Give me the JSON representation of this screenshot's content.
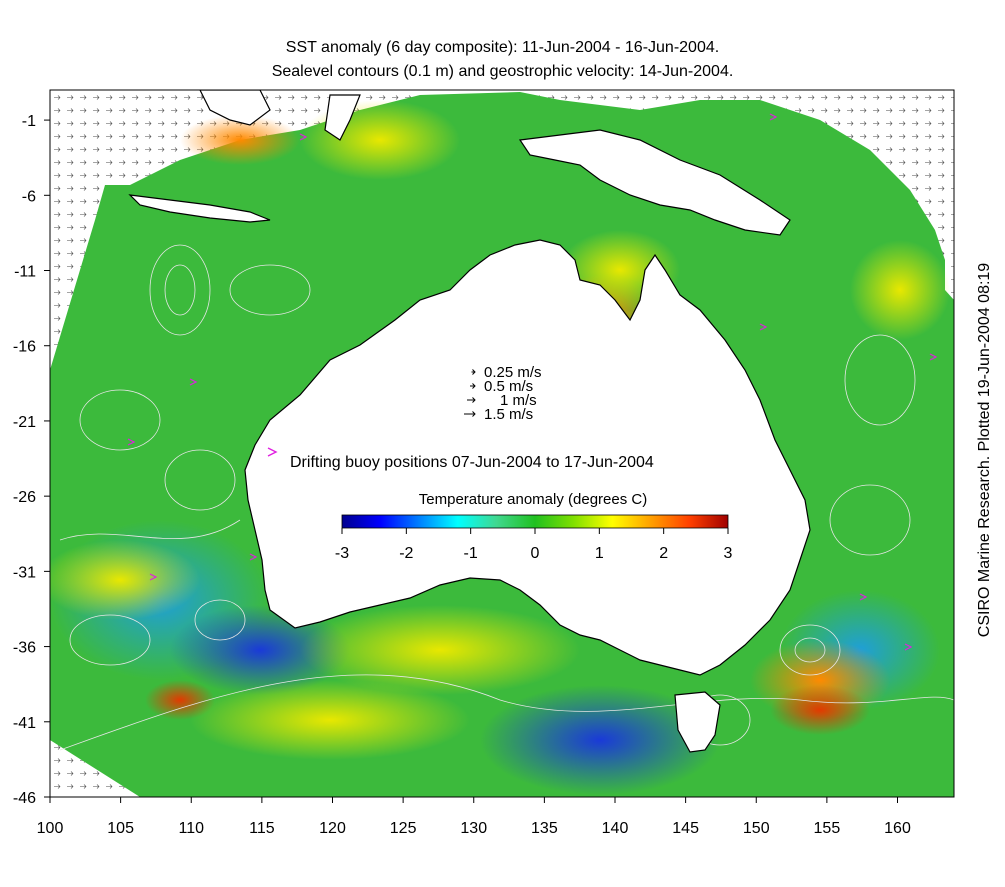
{
  "title": {
    "line1": "SST anomaly (6 day composite): 11-Jun-2004 - 16-Jun-2004.",
    "line2": "Sealevel contours (0.1 m) and geostrophic velocity: 14-Jun-2004."
  },
  "credit": "CSIRO Marine Research. Plotted 19-Jun-2004 08:19",
  "axes": {
    "x": {
      "range": [
        100,
        164
      ],
      "ticks": [
        100,
        105,
        110,
        115,
        120,
        125,
        130,
        135,
        140,
        145,
        150,
        155,
        160
      ]
    },
    "y": {
      "range": [
        -46,
        1
      ],
      "ticks": [
        -1,
        -6,
        -11,
        -16,
        -21,
        -26,
        -31,
        -36,
        -41,
        -46
      ]
    }
  },
  "velocity_legend": [
    {
      "label": "0.25 m/s",
      "magnitude": 0.25
    },
    {
      "label": "0.5 m/s",
      "magnitude": 0.5
    },
    {
      "label": "1 m/s",
      "magnitude": 1
    },
    {
      "label": "1.5 m/s",
      "magnitude": 1.5
    }
  ],
  "buoy_legend": {
    "label": "Drifting buoy positions 07-Jun-2004 to 17-Jun-2004",
    "color": "#e020e0"
  },
  "colorbar": {
    "title": "Temperature anomaly (degrees C)",
    "min": -3,
    "max": 3,
    "ticks": [
      -3,
      -2,
      -1,
      0,
      1,
      2,
      3
    ],
    "colors": [
      "#00008f",
      "#0000ff",
      "#0080ff",
      "#00ffff",
      "#40d890",
      "#20c020",
      "#80e000",
      "#ffff00",
      "#ffa000",
      "#ff4000",
      "#a00000"
    ]
  },
  "map_colors": {
    "ocean_base": "#3cba3c",
    "land": "#ffffff",
    "coast": "#000000",
    "contour": "#e6e6e6"
  }
}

----------------

== WORK TO COMPLETE ==
Where a line in the entries holds the word "anomaly", copy that line.

== OUTPUT OF THE TASK ==
    "line1": "SST anomaly (6 day composite): 11-Jun-2004 - 16-Jun-2004.",
    "title": "Temperature anomaly (degrees C)",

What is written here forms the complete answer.